---------- Given data ----------

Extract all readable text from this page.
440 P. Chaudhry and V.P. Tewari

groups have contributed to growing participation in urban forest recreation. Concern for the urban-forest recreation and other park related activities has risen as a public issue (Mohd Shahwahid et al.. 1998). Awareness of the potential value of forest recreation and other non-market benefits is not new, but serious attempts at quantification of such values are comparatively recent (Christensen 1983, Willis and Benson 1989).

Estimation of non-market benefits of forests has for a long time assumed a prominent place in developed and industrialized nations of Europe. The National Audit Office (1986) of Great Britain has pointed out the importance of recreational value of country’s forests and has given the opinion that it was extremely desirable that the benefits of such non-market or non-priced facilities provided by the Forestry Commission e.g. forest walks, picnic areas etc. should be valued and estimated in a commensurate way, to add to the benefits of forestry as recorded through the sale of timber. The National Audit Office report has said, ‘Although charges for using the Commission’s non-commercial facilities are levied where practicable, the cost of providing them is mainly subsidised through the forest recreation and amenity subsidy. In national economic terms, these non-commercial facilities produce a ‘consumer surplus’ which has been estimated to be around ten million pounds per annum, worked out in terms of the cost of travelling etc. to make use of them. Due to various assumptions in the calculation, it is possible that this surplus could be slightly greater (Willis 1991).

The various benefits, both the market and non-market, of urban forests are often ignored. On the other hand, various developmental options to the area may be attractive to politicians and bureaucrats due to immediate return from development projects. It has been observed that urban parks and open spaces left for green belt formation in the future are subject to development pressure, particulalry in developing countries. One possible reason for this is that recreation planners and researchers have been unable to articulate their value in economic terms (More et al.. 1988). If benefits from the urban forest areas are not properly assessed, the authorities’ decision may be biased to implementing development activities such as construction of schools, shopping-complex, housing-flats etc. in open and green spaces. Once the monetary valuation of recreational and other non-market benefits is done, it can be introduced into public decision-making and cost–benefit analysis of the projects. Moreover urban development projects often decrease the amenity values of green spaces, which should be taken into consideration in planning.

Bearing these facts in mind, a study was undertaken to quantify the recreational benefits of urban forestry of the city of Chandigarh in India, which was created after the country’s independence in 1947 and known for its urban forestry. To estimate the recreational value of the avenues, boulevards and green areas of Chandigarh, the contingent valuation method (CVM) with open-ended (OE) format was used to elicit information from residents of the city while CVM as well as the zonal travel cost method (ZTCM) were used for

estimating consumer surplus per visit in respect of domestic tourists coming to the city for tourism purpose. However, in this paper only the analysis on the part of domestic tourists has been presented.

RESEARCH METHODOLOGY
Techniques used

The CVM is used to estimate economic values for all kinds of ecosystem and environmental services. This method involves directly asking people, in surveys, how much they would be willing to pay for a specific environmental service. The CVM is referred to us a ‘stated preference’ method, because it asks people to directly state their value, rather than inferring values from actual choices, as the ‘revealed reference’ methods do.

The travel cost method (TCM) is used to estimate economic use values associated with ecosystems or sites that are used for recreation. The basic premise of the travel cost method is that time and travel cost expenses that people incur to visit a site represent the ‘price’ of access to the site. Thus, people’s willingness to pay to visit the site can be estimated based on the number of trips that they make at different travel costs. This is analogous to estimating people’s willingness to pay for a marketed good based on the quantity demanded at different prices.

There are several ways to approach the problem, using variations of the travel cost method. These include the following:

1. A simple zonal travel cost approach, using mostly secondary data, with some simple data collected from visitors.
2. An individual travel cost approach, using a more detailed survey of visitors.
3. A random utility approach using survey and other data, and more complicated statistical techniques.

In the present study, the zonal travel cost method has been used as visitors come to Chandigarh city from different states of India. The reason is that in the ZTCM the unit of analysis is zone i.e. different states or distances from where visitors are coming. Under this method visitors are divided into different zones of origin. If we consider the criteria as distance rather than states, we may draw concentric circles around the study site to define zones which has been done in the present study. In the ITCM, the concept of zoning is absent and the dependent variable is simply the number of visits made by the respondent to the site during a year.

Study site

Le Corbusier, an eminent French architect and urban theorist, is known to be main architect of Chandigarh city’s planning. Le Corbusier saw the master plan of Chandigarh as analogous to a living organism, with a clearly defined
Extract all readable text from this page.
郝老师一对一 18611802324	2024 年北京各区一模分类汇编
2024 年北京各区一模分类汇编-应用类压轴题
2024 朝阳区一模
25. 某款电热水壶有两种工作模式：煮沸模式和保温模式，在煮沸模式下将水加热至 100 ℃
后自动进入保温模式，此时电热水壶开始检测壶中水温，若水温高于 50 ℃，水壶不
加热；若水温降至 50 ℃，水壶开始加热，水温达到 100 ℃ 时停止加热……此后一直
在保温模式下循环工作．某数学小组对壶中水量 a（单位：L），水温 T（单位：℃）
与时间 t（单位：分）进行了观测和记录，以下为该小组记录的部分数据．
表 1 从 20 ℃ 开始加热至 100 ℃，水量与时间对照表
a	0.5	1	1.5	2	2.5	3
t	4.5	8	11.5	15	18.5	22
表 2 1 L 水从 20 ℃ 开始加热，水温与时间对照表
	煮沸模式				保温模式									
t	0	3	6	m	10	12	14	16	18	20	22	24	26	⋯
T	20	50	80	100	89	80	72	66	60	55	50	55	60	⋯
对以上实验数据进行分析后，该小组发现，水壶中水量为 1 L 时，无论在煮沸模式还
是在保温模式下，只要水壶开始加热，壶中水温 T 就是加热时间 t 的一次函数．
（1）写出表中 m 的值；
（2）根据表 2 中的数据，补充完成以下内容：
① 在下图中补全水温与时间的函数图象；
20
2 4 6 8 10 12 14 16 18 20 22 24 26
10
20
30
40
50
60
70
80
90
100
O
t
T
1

----------

Identify the lines above that contain the word "coming", then copy them.

estimating consumer surplus per visit in respect of domestic tourists coming to the city for tourism purpose. However, in this paper only the analysis on the part of domestic tourists has been presented.
In the present study, the zonal travel cost method has been used as visitors come to Chandigarh city from different states of India. The reason is that in the ZTCM the unit of analysis is zone i.e. different states or distances from where visitors are coming. Under this method visitors are divided into different zones of origin. If we consider the criteria as distance rather than states, we may draw concentric circles around the study site to define zones which has been done in the present study. In the ITCM, the concept of zoning is absent and the dependent variable is simply the number of visits made by the respondent to the site during a year.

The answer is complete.